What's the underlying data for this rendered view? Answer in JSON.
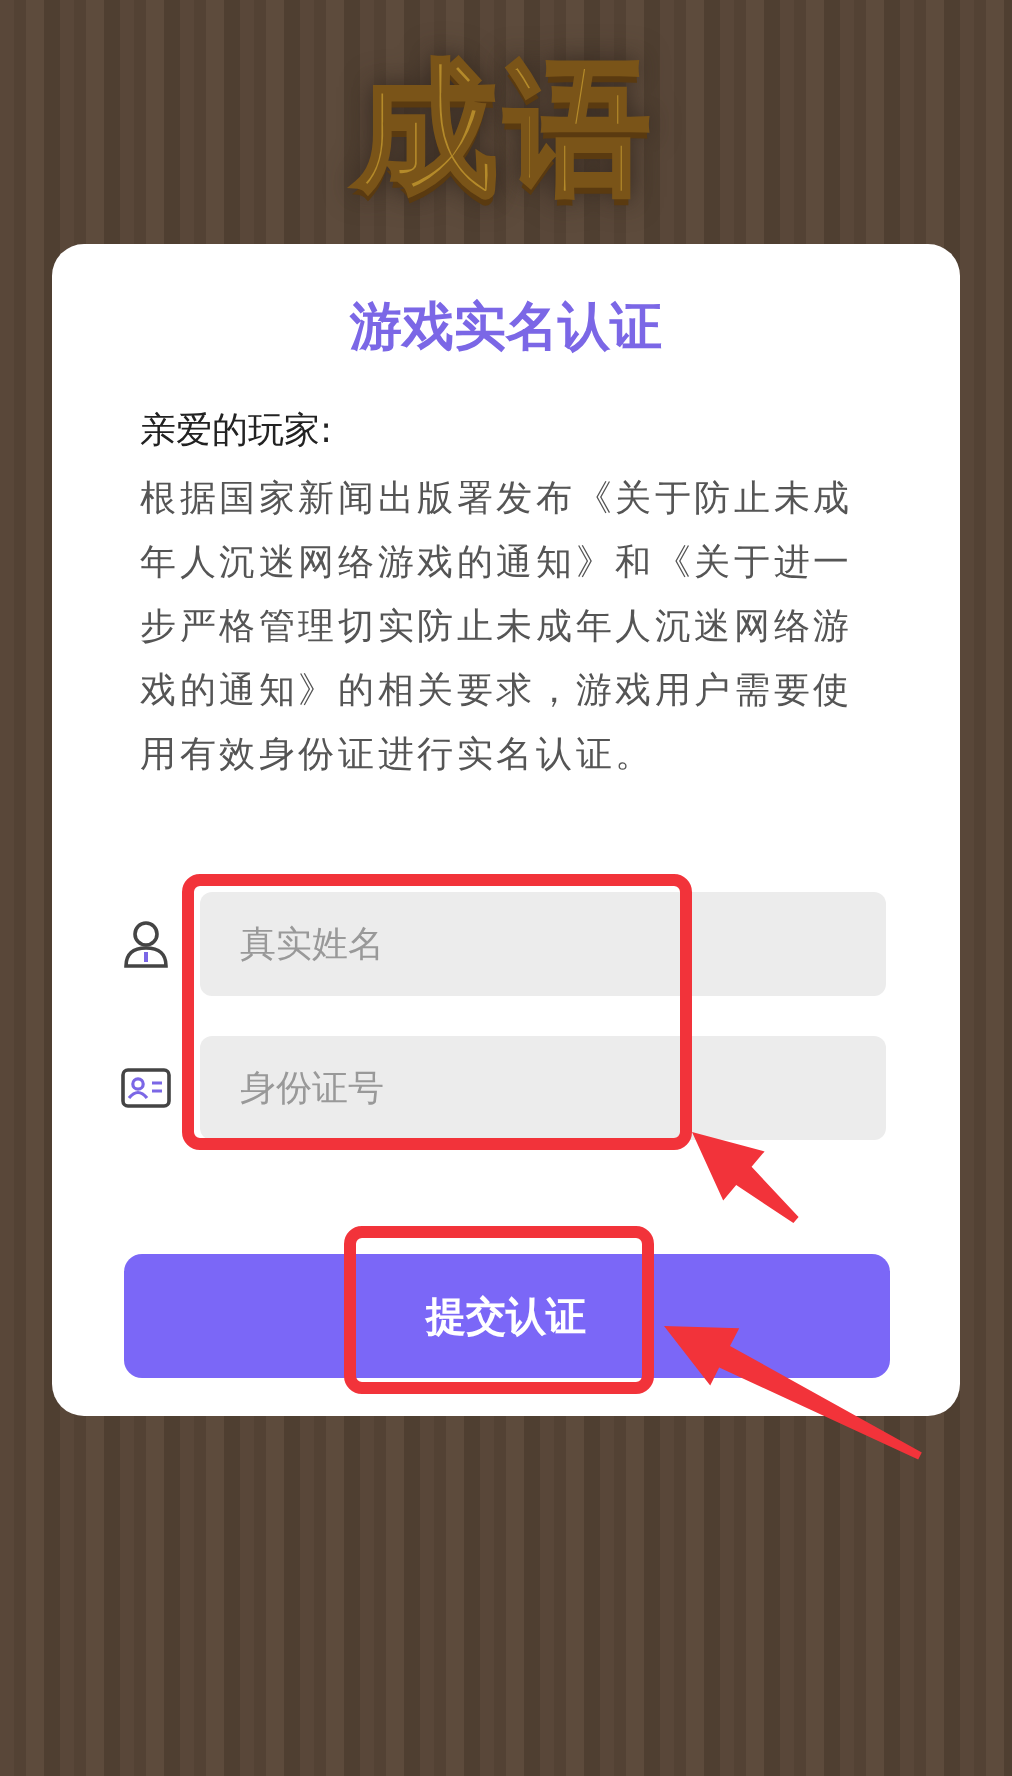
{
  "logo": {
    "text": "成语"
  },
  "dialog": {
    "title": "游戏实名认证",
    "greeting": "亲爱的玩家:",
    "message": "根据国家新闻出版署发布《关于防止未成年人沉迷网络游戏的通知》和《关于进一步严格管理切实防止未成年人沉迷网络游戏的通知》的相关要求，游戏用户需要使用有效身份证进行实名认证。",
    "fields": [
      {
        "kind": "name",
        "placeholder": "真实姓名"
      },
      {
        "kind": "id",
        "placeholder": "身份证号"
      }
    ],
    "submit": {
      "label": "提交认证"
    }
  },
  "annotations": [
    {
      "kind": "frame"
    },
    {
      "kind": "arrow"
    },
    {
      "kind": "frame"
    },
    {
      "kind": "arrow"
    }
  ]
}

----------

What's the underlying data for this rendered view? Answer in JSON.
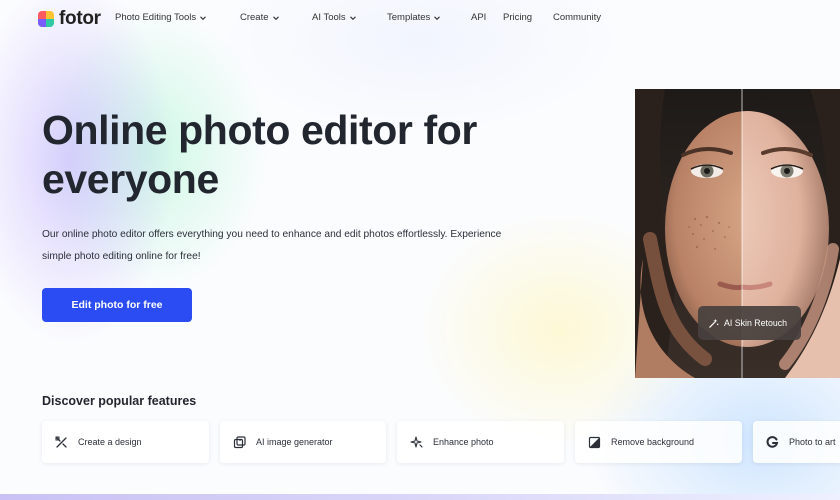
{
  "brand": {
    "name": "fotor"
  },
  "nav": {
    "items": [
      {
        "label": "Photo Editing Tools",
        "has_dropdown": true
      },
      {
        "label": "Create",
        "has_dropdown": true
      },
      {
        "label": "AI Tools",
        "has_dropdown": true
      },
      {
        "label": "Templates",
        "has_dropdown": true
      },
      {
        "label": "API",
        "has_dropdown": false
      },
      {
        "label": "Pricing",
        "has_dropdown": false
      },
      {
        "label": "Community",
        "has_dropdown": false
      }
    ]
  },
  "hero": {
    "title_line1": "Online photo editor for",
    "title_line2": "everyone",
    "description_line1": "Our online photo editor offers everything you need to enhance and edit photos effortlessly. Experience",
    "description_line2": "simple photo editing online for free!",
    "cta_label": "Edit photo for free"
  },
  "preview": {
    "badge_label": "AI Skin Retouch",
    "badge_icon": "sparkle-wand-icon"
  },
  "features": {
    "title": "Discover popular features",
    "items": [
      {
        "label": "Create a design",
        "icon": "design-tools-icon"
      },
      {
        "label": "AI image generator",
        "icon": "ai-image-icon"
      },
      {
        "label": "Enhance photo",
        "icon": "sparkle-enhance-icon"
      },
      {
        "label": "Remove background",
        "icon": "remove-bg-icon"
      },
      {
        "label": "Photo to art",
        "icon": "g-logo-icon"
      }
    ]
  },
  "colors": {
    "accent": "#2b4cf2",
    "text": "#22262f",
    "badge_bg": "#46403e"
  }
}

----------

## DIRECTION:
Search the entries for the word "image", then list each line that holds it.

## SOLUTION TO THE PROBLEM:
        "label": "AI image generator",
        "icon": "ai-image-icon"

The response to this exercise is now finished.